* _Set task_: Please swap "Patent image size" for "Drawing dimensions" throughout the data below, and write out all of the data again with nothing else altered.

[Dataset excerpts]
--------------------------------

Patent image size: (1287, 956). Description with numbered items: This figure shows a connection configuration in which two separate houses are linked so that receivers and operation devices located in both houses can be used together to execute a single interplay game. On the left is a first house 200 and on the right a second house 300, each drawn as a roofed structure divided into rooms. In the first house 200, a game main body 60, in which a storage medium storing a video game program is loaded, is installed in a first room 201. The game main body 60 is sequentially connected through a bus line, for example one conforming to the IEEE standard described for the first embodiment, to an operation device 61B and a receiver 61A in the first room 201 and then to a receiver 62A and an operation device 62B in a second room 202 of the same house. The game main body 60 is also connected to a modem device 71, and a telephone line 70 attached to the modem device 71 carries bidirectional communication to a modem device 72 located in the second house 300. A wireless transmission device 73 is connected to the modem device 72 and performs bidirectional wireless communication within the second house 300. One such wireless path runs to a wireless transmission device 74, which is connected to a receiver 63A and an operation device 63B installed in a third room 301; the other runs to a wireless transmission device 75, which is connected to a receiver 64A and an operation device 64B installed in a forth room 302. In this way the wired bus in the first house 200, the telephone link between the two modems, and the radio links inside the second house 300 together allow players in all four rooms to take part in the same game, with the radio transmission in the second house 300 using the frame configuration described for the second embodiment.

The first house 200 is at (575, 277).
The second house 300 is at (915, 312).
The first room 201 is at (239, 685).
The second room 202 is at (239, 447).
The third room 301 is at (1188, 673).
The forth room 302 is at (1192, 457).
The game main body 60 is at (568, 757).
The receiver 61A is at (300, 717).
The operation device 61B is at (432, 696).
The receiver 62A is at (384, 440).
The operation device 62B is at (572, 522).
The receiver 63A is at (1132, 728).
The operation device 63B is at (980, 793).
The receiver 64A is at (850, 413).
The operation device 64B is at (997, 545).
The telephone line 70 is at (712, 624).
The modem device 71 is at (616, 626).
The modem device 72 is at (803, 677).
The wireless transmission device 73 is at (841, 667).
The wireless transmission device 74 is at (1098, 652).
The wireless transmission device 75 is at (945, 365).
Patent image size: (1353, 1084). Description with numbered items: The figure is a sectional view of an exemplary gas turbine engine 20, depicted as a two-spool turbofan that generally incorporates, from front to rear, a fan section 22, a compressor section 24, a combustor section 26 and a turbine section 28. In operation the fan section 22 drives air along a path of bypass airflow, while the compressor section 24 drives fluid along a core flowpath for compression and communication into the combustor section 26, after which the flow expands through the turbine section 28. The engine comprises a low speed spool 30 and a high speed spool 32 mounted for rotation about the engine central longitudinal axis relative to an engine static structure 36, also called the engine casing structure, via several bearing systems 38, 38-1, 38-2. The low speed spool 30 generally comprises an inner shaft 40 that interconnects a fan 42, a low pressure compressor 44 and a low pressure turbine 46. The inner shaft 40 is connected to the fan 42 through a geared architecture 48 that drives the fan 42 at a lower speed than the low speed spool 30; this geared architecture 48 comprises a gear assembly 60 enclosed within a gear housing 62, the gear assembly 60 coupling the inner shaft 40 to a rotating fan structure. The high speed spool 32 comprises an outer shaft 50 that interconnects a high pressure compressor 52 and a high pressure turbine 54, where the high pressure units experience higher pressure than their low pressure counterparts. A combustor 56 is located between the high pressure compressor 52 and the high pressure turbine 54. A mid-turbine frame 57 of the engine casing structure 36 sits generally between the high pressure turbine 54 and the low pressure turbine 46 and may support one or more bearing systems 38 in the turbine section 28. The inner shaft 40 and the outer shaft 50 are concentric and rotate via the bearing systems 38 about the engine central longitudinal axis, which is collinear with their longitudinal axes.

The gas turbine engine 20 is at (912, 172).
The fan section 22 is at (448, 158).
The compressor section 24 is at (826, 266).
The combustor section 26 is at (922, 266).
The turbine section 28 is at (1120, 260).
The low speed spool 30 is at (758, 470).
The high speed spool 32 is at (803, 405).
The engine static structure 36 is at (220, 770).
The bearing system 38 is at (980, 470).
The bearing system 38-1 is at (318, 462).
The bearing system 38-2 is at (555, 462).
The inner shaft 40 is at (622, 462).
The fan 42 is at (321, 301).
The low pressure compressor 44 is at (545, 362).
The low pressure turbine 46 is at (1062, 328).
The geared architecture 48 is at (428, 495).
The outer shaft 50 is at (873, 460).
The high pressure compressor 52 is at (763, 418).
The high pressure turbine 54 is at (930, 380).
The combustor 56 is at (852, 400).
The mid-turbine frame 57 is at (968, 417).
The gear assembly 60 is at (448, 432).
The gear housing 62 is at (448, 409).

--------------------------------

* _Worked answer_:
Drawing dimensions: (1287, 956). Description with numbered items: This figure shows a connection configuration in which two separate houses are linked so that receivers and operation devices located in both houses can be used together to execute a single interplay game. On the left is a first house 200 and on the right a second house 300, each drawn as a roofed structure divided into rooms. In the first house 200, a game main body 60, in which a storage medium storing a video game program is loaded, is installed in a first room 201. The game main body 60 is sequentially connected through a bus line, for example one conforming to the IEEE standard described for the first embodiment, to an operation device 61B and a receiver 61A in the first room 201 and then to a receiver 62A and an operation device 62B in a second room 202 of the same house. The game main body 60 is also connected to a modem device 71, and a telephone line 70 attached to the modem device 71 carries bidirectional communication to a modem device 72 located in the second house 300. A wireless transmission device 73 is connected to the modem device 72 and performs bidirectional wireless communication within the second house 300. One such wireless path runs to a wireless transmission device 74, which is connected to a receiver 63A and an operation device 63B installed in a third room 301; the other runs to a wireless transmission device 75, which is connected to a receiver 64A and an operation device 64B installed in a forth room 302. In this way the wired bus in the first house 200, the telephone link between the two modems, and the radio links inside the second house 300 together allow players in all four rooms to take part in the same game, with the radio transmission in the second house 300 using the frame configuration described for the second embodiment.

The first house 200 is at (575, 277).
The second house 300 is at (915, 312).
The first room 201 is at (239, 685).
The second room 202 is at (239, 447).
The third room 301 is at (1188, 673).
The forth room 302 is at (1192, 457).
The game main body 60 is at (568, 757).
The receiver 61A is at (300, 717).
The operation device 61B is at (432, 696).
The receiver 62A is at (384, 440).
The operation device 62B is at (572, 522).
The receiver 63A is at (1132, 728).
The operation device 63B is at (980, 793).
The receiver 64A is at (850, 413).
The operation device 64B is at (997, 545).
The telephone line 70 is at (712, 624).
The modem device 71 is at (616, 626).
The modem device 72 is at (803, 677).
The wireless transmission device 73 is at (841, 667).
The wireless transmission device 74 is at (1098, 652).
The wireless transmission device 75 is at (945, 365).
Drawing dimensions: (1353, 1084). Description with numbered items: The figure is a sectional view of an exemplary gas turbine engine 20, depicted as a two-spool turbofan that generally incorporates, from front to rear, a fan section 22, a compressor section 24, a combustor section 26 and a turbine section 28. In operation the fan section 22 drives air along a path of bypass airflow, while the compressor section 24 drives fluid along a core flowpath for compression and communication into the combustor section 26, after which the flow expands through the turbine section 28. The engine comprises a low speed spool 30 and a high speed spool 32 mounted for rotation about the engine central longitudinal axis relative to an engine static structure 36, also called the engine casing structure, via several bearing systems 38, 38-1, 38-2. The low speed spool 30 generally comprises an inner shaft 40 that interconnects a fan 42, a low pressure compressor 44 and a low pressure turbine 46. The inner shaft 40 is connected to the fan 42 through a geared architecture 48 that drives the fan 42 at a lower speed than the low speed spool 30; this geared architecture 48 comprises a gear assembly 60 enclosed within a gear housing 62, the gear assembly 60 coupling the inner shaft 40 to a rotating fan structure. The high speed spool 32 comprises an outer shaft 50 that interconnects a high pressure compressor 52 and a high pressure turbine 54, where the high pressure units experience higher pressure than their low pressure counterparts. A combustor 56 is located between the high pressure compressor 52 and the high pressure turbine 54. A mid-turbine frame 57 of the engine casing structure 36 sits generally between the high pressure turbine 54 and the low pressure turbine 46 and may support one or more bearing systems 38 in the turbine section 28. The inner shaft 40 and the outer shaft 50 are concentric and rotate via the bearing systems 38 about the engine central longitudinal axis, which is collinear with their longitudinal axes.

The gas turbine engine 20 is at (912, 172).
The fan section 22 is at (448, 158).
The compressor section 24 is at (826, 266).
The combustor section 26 is at (922, 266).
The turbine section 28 is at (1120, 260).
The low speed spool 30 is at (758, 470).
The high speed spool 32 is at (803, 405).
The engine static structure 36 is at (220, 770).
The bearing system 38 is at (980, 470).
The bearing system 38-1 is at (318, 462).
The bearing system 38-2 is at (555, 462).
The inner shaft 40 is at (622, 462).
The fan 42 is at (321, 301).
The low pressure compressor 44 is at (545, 362).
The low pressure turbine 46 is at (1062, 328).
The geared architecture 48 is at (428, 495).
The outer shaft 50 is at (873, 460).
The high pressure compressor 52 is at (763, 418).
The high pressure turbine 54 is at (930, 380).
The combustor 56 is at (852, 400).
The mid-turbine frame 57 is at (968, 417).
The gear assembly 60 is at (448, 432).
The gear housing 62 is at (448, 409).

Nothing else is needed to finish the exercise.